Task directions
Retype all of the data exactly as given.

Exercise data
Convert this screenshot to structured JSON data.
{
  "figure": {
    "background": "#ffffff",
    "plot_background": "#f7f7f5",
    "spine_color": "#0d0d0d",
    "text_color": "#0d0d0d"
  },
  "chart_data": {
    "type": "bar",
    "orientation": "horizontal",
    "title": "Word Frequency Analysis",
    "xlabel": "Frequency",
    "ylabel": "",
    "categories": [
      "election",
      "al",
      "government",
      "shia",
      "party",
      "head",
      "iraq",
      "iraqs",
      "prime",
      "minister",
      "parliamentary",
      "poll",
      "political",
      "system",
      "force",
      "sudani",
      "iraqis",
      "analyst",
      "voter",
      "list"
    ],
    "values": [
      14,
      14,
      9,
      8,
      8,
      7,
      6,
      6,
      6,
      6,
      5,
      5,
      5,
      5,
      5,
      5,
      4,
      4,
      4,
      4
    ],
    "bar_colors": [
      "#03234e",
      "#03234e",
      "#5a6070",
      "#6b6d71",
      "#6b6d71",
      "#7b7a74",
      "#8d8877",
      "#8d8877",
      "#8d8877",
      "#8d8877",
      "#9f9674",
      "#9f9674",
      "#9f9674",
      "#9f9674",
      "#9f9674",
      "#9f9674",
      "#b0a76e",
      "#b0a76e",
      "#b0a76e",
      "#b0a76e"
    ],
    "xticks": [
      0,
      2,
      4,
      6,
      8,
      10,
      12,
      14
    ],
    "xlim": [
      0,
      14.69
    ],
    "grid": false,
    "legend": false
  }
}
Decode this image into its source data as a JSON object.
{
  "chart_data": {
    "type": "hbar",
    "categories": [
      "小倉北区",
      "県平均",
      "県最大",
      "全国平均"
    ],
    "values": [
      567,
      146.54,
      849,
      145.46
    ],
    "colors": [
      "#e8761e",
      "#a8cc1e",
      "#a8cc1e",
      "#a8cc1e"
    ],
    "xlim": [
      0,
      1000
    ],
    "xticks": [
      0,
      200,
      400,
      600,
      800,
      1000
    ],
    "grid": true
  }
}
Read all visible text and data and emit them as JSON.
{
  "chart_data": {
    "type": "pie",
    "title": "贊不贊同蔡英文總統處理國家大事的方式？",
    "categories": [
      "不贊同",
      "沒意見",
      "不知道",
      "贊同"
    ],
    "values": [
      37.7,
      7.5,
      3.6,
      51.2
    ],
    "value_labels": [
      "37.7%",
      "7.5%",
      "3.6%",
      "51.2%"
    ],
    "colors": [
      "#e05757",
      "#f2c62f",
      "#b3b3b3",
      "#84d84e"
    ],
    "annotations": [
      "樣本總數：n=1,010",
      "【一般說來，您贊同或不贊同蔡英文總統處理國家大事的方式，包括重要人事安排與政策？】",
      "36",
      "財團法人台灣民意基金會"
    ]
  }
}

Final result
Convert this screenshot to structured JSON data.
{
  "figure": {
    "background": "#ffffff",
    "plot_background": "#f7f7f5",
    "spine_color": "#0d0d0d",
    "text_color": "#0d0d0d"
  },
  "chart_data": {
    "type": "bar",
    "orientation": "horizontal",
    "title": "Word Frequency Analysis",
    "xlabel": "Frequency",
    "ylabel": "",
    "categories": [
      "election",
      "al",
      "government",
      "shia",
      "party",
      "head",
      "iraq",
      "iraqs",
      "prime",
      "minister",
      "parliamentary",
      "poll",
      "political",
      "system",
      "force",
      "sudani",
      "iraqis",
      "analyst",
      "voter",
      "list"
    ],
    "values": [
      14,
      14,
      9,
      8,
      8,
      7,
      6,
      6,
      6,
      6,
      5,
      5,
      5,
      5,
      5,
      5,
      4,
      4,
      4,
      4
    ],
    "bar_colors": [
      "#03234e",
      "#03234e",
      "#5a6070",
      "#6b6d71",
      "#6b6d71",
      "#7b7a74",
      "#8d8877",
      "#8d8877",
      "#8d8877",
      "#8d8877",
      "#9f9674",
      "#9f9674",
      "#9f9674",
      "#9f9674",
      "#9f9674",
      "#9f9674",
      "#b0a76e",
      "#b0a76e",
      "#b0a76e",
      "#b0a76e"
    ],
    "xticks": [
      0,
      2,
      4,
      6,
      8,
      10,
      12,
      14
    ],
    "xlim": [
      0,
      14.69
    ],
    "grid": false,
    "legend": false
  }
}
Decode this image into its source data as a JSON object.
{
  "chart_data": {
    "type": "hbar",
    "categories": [
      "小倉北区",
      "県平均",
      "県最大",
      "全国平均"
    ],
    "values": [
      567,
      146.54,
      849,
      145.46
    ],
    "colors": [
      "#e8761e",
      "#a8cc1e",
      "#a8cc1e",
      "#a8cc1e"
    ],
    "xlim": [
      0,
      1000
    ],
    "xticks": [
      0,
      200,
      400,
      600,
      800,
      1000
    ],
    "grid": true
  }
}
Read all visible text and data and emit them as JSON.
{
  "chart_data": {
    "type": "pie",
    "title": "贊不贊同蔡英文總統處理國家大事的方式？",
    "categories": [
      "不贊同",
      "沒意見",
      "不知道",
      "贊同"
    ],
    "values": [
      37.7,
      7.5,
      3.6,
      51.2
    ],
    "value_labels": [
      "37.7%",
      "7.5%",
      "3.6%",
      "51.2%"
    ],
    "colors": [
      "#e05757",
      "#f2c62f",
      "#b3b3b3",
      "#84d84e"
    ],
    "annotations": [
      "樣本總數：n=1,010",
      "【一般說來，您贊同或不贊同蔡英文總統處理國家大事的方式，包括重要人事安排與政策？】",
      "36",
      "財團法人台灣民意基金會"
    ]
  }
}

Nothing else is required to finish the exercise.